• **Data for this task**
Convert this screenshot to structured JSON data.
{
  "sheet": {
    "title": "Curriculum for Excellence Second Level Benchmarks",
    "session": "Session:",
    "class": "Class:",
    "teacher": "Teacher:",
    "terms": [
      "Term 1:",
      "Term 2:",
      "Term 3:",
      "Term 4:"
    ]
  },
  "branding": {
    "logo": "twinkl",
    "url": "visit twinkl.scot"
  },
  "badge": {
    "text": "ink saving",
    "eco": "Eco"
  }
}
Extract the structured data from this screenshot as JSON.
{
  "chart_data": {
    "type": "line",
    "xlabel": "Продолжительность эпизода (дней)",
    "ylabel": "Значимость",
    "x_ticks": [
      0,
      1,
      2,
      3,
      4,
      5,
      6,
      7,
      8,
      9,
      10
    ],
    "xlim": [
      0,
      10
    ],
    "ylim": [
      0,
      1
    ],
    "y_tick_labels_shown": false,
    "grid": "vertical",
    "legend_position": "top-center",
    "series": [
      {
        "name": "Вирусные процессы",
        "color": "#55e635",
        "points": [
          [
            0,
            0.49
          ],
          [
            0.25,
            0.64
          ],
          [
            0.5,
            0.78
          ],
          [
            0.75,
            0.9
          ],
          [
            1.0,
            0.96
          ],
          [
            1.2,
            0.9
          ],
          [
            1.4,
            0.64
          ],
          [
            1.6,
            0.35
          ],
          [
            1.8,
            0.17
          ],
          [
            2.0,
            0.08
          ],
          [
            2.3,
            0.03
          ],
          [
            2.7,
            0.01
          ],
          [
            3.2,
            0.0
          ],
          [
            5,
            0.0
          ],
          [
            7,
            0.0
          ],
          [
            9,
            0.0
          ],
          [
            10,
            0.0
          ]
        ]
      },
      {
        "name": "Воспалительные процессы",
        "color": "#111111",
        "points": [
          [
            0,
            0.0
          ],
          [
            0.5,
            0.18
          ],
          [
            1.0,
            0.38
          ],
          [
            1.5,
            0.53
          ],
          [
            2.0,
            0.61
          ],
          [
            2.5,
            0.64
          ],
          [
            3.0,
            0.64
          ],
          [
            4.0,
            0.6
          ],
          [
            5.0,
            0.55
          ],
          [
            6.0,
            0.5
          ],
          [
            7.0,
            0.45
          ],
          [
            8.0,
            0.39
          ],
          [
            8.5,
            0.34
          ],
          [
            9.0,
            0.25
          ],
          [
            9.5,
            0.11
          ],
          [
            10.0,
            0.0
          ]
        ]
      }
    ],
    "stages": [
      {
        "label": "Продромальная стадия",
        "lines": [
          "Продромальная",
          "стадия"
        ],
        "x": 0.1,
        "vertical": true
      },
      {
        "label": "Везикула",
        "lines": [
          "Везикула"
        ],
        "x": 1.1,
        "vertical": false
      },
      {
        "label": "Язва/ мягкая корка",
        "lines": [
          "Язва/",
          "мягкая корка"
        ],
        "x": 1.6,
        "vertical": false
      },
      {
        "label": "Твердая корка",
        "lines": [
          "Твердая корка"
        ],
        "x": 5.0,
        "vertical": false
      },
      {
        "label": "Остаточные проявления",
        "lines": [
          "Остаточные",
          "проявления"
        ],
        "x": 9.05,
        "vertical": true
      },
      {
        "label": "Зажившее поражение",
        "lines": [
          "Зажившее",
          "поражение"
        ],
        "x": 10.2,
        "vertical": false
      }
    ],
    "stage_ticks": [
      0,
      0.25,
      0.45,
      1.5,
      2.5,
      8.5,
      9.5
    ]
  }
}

• **Stated problem**
Every record shown above should be written out again exactly.

• **Solved exercise**
Convert this screenshot to structured JSON data.
{
  "sheet": {
    "title": "Curriculum for Excellence Second Level Benchmarks",
    "session": "Session:",
    "class": "Class:",
    "teacher": "Teacher:",
    "terms": [
      "Term 1:",
      "Term 2:",
      "Term 3:",
      "Term 4:"
    ]
  },
  "branding": {
    "logo": "twinkl",
    "url": "visit twinkl.scot"
  },
  "badge": {
    "text": "ink saving",
    "eco": "Eco"
  }
}
Extract the structured data from this screenshot as JSON.
{
  "chart_data": {
    "type": "line",
    "xlabel": "Продолжительность эпизода (дней)",
    "ylabel": "Значимость",
    "x_ticks": [
      0,
      1,
      2,
      3,
      4,
      5,
      6,
      7,
      8,
      9,
      10
    ],
    "xlim": [
      0,
      10
    ],
    "ylim": [
      0,
      1
    ],
    "y_tick_labels_shown": false,
    "grid": "vertical",
    "legend_position": "top-center",
    "series": [
      {
        "name": "Вирусные процессы",
        "color": "#55e635",
        "points": [
          [
            0,
            0.49
          ],
          [
            0.25,
            0.64
          ],
          [
            0.5,
            0.78
          ],
          [
            0.75,
            0.9
          ],
          [
            1.0,
            0.96
          ],
          [
            1.2,
            0.9
          ],
          [
            1.4,
            0.64
          ],
          [
            1.6,
            0.35
          ],
          [
            1.8,
            0.17
          ],
          [
            2.0,
            0.08
          ],
          [
            2.3,
            0.03
          ],
          [
            2.7,
            0.01
          ],
          [
            3.2,
            0.0
          ],
          [
            5,
            0.0
          ],
          [
            7,
            0.0
          ],
          [
            9,
            0.0
          ],
          [
            10,
            0.0
          ]
        ]
      },
      {
        "name": "Воспалительные процессы",
        "color": "#111111",
        "points": [
          [
            0,
            0.0
          ],
          [
            0.5,
            0.18
          ],
          [
            1.0,
            0.38
          ],
          [
            1.5,
            0.53
          ],
          [
            2.0,
            0.61
          ],
          [
            2.5,
            0.64
          ],
          [
            3.0,
            0.64
          ],
          [
            4.0,
            0.6
          ],
          [
            5.0,
            0.55
          ],
          [
            6.0,
            0.5
          ],
          [
            7.0,
            0.45
          ],
          [
            8.0,
            0.39
          ],
          [
            8.5,
            0.34
          ],
          [
            9.0,
            0.25
          ],
          [
            9.5,
            0.11
          ],
          [
            10.0,
            0.0
          ]
        ]
      }
    ],
    "stages": [
      {
        "label": "Продромальная стадия",
        "lines": [
          "Продромальная",
          "стадия"
        ],
        "x": 0.1,
        "vertical": true
      },
      {
        "label": "Везикула",
        "lines": [
          "Везикула"
        ],
        "x": 1.1,
        "vertical": false
      },
      {
        "label": "Язва/ мягкая корка",
        "lines": [
          "Язва/",
          "мягкая корка"
        ],
        "x": 1.6,
        "vertical": false
      },
      {
        "label": "Твердая корка",
        "lines": [
          "Твердая корка"
        ],
        "x": 5.0,
        "vertical": false
      },
      {
        "label": "Остаточные проявления",
        "lines": [
          "Остаточные",
          "проявления"
        ],
        "x": 9.05,
        "vertical": true
      },
      {
        "label": "Зажившее поражение",
        "lines": [
          "Зажившее",
          "поражение"
        ],
        "x": 10.2,
        "vertical": false
      }
    ],
    "stage_ticks": [
      0,
      0.25,
      0.45,
      1.5,
      2.5,
      8.5,
      9.5
    ]
  }
}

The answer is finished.